Extract and list every line that contains the word "aikana".

* Begin Raw records *

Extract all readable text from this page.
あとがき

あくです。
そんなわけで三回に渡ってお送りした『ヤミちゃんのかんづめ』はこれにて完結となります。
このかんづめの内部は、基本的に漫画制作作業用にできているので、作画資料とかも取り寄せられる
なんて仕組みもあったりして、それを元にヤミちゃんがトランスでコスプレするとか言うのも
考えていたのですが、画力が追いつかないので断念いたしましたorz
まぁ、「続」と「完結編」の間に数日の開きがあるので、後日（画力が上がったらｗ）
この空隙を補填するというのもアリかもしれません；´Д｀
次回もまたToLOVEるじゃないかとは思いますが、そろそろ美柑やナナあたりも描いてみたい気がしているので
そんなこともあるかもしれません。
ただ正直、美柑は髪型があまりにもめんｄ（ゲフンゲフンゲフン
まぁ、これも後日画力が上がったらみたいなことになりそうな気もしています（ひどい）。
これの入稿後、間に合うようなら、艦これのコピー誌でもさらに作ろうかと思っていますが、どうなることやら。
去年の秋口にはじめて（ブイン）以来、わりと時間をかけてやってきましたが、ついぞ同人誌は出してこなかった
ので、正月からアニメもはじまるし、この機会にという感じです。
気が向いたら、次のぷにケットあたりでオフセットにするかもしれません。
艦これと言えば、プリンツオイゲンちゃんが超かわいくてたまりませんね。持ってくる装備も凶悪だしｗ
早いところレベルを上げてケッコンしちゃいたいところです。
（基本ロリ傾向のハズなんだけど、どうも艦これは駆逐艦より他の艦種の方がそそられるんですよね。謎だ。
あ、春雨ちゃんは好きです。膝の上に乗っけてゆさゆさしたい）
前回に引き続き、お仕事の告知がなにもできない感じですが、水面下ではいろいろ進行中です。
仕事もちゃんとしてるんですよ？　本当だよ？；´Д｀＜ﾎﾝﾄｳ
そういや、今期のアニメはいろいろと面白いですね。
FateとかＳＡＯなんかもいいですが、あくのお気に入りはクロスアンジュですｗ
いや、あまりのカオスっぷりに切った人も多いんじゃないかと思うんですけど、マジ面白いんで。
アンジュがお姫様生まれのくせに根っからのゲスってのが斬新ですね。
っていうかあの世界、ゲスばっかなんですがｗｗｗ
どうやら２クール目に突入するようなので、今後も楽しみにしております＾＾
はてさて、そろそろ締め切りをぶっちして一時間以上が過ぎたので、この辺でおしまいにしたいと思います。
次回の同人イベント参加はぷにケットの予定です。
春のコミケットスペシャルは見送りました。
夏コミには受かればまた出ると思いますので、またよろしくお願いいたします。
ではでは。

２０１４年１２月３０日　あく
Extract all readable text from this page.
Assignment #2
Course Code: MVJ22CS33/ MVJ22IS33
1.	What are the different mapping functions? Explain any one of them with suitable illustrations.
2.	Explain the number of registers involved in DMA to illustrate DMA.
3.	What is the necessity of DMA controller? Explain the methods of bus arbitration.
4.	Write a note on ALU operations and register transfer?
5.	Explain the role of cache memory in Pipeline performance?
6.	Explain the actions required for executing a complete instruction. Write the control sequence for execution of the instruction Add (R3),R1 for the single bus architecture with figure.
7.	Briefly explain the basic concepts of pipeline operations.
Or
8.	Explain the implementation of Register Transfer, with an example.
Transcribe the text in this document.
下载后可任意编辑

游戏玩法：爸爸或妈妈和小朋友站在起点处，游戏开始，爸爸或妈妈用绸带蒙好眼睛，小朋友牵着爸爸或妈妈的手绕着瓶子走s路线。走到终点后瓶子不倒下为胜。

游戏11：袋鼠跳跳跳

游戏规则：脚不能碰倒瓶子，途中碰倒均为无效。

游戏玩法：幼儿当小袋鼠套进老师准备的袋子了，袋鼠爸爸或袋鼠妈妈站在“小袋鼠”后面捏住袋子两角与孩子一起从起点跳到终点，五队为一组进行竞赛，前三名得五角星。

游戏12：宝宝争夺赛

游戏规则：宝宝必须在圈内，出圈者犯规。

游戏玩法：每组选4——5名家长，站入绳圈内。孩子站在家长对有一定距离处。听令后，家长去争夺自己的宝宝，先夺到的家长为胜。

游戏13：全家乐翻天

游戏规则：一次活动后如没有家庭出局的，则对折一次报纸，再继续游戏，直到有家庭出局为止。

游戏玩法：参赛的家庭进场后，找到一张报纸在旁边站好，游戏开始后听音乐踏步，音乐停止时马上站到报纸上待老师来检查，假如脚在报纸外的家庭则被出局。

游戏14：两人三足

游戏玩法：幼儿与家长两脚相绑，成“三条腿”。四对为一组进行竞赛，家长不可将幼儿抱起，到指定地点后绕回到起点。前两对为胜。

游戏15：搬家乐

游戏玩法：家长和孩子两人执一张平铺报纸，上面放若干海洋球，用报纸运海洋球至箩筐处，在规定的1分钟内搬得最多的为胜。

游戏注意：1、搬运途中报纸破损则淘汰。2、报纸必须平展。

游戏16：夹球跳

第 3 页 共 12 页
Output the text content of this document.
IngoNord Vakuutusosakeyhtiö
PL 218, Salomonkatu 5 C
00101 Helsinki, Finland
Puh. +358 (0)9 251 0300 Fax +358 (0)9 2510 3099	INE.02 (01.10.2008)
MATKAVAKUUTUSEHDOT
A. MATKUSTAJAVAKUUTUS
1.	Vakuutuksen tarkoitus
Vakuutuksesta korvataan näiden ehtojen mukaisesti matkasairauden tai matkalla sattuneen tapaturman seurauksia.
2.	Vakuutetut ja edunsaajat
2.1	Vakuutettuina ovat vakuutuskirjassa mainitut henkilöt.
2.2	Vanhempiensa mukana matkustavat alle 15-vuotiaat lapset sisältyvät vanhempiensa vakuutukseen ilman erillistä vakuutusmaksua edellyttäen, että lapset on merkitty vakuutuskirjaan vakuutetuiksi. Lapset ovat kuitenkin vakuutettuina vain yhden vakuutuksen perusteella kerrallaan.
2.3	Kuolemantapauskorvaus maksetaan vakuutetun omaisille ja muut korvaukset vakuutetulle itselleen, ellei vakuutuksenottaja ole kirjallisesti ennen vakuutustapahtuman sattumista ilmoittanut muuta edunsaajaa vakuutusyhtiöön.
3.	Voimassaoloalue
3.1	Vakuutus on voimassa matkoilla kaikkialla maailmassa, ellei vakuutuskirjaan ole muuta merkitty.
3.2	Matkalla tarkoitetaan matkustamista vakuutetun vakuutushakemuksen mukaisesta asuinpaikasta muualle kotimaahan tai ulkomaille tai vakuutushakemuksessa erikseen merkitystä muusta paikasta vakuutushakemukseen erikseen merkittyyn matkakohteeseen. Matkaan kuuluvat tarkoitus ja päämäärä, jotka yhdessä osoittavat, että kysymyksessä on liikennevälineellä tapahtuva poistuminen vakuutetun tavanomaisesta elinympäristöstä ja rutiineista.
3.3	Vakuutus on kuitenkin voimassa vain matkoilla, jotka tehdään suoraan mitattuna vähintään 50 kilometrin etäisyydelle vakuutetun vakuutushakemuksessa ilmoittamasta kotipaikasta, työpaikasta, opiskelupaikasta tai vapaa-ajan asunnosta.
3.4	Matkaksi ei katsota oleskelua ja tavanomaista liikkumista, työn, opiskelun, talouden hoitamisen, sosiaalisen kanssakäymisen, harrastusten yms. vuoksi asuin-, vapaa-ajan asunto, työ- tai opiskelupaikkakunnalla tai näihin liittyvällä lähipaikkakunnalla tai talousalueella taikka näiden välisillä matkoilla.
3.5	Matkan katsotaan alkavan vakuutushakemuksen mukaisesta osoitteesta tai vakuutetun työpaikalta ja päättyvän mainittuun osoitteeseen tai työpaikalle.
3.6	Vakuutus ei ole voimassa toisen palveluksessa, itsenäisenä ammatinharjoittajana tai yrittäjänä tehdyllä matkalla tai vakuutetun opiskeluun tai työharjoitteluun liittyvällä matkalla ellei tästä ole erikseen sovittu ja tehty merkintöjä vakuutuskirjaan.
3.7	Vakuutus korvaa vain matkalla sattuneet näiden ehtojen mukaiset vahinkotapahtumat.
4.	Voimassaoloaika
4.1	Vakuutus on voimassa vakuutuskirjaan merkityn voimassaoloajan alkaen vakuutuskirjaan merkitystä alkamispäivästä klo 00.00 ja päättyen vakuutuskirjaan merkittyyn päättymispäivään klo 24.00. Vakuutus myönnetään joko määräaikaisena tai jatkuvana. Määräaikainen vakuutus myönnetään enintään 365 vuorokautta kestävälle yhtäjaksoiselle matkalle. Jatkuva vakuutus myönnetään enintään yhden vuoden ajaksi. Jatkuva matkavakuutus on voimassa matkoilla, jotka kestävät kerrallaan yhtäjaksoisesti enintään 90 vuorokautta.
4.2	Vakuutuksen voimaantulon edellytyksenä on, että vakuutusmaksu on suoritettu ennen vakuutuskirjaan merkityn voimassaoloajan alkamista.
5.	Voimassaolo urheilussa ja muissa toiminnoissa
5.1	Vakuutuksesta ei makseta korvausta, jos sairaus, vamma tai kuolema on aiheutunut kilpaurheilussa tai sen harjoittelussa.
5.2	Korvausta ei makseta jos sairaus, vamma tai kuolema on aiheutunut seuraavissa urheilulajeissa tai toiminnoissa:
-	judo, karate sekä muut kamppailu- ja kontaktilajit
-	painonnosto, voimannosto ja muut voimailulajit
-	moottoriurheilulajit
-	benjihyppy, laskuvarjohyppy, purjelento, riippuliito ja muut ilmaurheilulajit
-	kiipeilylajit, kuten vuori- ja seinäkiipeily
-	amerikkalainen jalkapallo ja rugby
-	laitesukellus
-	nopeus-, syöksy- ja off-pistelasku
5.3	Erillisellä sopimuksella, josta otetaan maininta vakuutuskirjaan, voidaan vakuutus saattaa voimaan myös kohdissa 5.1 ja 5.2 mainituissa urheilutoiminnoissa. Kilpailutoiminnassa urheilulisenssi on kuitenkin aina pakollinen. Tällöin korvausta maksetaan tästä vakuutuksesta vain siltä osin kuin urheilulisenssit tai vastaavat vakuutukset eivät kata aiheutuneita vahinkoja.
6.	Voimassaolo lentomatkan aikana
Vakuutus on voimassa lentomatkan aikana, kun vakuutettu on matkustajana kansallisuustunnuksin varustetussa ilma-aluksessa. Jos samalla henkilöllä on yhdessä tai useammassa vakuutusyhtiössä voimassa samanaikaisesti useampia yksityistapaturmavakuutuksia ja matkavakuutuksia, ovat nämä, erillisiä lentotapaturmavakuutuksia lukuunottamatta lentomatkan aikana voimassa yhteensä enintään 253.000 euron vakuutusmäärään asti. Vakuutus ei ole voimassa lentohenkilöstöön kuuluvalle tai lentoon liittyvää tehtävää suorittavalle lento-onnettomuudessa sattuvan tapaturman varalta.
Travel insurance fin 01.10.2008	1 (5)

* End Raw records *

*Solution*:
6.	Voimassaolo lentomatkan aikana
Vakuutus on voimassa lentomatkan aikana, kun vakuutettu on matkustajana kansallisuustunnuksin varustetussa ilma-aluksessa. Jos samalla henkilöllä on yhdessä tai useammassa vakuutusyhtiössä voimassa samanaikaisesti useampia yksityistapaturmavakuutuksia ja matkavakuutuksia, ovat nämä, erillisiä lentotapaturmavakuutuksia lukuunottamatta lentomatkan aikana voimassa yhteensä enintään 253.000 euron vakuutusmäärään asti. Vakuutus ei ole voimassa lentohenkilöstöön kuuluvalle tai lentoon liittyvää tehtävää suorittavalle lento-onnettomuudessa sattuvan tapaturman varalta.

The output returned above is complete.